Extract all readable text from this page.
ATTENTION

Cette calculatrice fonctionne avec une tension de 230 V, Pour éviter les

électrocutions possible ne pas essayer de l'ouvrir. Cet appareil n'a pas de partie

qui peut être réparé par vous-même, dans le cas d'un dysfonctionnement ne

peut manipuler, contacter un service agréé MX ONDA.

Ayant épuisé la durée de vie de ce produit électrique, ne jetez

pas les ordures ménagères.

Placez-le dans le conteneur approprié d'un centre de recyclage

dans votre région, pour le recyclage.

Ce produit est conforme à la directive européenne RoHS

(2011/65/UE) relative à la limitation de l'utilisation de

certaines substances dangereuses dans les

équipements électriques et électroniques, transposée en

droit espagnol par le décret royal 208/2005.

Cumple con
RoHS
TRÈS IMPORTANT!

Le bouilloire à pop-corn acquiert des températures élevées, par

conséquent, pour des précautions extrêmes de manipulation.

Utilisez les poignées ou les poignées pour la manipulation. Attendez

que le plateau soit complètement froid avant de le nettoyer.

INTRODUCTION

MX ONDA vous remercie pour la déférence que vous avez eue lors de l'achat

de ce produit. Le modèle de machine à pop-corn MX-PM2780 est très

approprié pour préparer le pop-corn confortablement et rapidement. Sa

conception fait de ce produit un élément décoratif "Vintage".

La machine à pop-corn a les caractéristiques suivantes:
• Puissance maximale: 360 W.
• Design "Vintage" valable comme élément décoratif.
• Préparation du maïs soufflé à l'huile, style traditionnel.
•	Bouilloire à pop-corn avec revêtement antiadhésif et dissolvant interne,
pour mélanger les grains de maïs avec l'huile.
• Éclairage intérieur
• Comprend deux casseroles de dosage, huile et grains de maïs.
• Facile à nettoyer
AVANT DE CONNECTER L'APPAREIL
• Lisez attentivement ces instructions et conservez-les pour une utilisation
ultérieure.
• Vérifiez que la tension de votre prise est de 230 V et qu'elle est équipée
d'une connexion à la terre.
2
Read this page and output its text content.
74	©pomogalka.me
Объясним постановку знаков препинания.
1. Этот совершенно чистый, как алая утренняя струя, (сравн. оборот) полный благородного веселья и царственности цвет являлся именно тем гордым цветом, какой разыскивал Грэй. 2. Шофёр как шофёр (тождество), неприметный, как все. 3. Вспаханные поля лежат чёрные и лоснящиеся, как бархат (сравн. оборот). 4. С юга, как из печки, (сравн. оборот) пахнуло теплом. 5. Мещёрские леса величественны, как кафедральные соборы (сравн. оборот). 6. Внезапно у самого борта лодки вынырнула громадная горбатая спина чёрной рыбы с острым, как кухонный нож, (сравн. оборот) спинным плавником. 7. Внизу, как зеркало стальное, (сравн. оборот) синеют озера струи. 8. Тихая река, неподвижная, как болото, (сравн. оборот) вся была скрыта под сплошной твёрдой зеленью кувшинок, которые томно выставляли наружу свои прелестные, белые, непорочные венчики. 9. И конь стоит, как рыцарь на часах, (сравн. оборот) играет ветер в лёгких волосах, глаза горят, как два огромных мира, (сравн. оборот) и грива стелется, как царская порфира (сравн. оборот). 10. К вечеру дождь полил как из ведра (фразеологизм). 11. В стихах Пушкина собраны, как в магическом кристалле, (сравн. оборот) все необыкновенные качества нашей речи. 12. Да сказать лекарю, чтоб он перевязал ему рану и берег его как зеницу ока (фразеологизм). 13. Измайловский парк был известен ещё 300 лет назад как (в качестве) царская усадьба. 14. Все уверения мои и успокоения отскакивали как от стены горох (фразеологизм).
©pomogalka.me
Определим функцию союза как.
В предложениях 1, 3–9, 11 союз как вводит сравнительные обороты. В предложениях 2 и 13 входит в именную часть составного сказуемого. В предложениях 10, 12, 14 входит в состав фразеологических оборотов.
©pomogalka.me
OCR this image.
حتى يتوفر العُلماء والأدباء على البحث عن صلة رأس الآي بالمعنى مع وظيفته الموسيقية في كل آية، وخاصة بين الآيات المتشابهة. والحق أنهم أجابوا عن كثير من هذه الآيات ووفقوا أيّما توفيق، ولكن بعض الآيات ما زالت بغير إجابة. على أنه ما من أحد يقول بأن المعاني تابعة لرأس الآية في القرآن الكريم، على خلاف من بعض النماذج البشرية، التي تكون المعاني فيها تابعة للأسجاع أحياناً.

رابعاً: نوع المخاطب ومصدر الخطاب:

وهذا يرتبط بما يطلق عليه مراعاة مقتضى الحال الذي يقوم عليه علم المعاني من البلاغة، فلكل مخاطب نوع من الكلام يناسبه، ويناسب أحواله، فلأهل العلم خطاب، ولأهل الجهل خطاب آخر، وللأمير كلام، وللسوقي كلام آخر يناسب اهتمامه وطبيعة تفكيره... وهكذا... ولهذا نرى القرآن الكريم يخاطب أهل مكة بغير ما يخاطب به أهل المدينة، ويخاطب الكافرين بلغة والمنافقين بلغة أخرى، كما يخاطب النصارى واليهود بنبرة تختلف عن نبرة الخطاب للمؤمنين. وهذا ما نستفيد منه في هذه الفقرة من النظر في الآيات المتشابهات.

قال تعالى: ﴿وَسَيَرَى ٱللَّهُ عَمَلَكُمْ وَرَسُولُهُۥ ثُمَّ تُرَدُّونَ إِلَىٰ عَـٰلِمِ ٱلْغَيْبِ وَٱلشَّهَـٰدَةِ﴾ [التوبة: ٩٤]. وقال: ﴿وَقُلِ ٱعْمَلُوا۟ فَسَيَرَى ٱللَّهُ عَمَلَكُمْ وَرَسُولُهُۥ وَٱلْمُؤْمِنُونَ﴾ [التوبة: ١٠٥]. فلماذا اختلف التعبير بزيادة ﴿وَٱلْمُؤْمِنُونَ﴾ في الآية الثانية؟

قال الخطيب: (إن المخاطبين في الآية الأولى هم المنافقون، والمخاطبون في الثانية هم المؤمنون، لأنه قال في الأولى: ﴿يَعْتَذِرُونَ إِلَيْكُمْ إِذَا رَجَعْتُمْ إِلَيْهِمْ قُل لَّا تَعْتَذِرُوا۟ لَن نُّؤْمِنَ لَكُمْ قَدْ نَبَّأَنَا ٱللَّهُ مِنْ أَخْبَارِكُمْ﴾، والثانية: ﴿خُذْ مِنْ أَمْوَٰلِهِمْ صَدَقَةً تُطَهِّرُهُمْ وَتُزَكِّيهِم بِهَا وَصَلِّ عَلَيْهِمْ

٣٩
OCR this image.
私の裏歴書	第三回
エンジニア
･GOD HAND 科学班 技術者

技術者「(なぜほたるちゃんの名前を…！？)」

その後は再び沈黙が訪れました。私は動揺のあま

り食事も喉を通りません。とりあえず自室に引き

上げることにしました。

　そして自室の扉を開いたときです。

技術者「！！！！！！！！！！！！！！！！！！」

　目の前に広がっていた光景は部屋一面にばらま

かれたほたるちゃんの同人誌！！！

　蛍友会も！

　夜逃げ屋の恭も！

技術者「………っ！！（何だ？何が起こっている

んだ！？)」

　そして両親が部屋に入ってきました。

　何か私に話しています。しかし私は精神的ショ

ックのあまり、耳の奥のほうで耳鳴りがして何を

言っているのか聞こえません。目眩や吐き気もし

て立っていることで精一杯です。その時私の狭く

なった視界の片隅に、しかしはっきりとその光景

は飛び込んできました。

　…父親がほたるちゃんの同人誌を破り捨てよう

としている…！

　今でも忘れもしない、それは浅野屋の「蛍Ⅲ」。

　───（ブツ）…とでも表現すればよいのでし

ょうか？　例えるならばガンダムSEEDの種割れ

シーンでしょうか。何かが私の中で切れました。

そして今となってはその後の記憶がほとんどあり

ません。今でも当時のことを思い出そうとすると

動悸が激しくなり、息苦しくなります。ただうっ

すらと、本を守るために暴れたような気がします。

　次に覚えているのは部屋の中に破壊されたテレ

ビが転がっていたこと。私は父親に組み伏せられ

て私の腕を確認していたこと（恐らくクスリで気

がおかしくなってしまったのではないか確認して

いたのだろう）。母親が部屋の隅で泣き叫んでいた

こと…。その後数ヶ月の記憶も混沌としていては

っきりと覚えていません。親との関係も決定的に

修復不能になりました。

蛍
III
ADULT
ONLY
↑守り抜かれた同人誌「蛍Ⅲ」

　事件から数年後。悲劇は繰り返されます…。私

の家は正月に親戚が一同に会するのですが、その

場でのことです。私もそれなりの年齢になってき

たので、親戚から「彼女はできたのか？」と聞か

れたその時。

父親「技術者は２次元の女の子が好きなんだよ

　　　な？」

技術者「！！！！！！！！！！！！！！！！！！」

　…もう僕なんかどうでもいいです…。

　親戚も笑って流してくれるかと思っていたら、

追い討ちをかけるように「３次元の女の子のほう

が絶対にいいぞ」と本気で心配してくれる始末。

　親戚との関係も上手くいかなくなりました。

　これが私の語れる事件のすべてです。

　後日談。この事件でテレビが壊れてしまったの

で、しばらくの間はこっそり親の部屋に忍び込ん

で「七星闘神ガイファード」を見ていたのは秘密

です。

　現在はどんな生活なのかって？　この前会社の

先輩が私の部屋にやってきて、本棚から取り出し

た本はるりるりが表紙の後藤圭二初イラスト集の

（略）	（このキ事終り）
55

|---|

▸ GIVEN REQUEST:
Copy out each line of the material that holds the word "ONDA".

▸ REPLY:
peut manipuler, contacter un service agréé MX ONDA.
MX ONDA vous remercie pour la déférence que vous avez eue lors de l'achat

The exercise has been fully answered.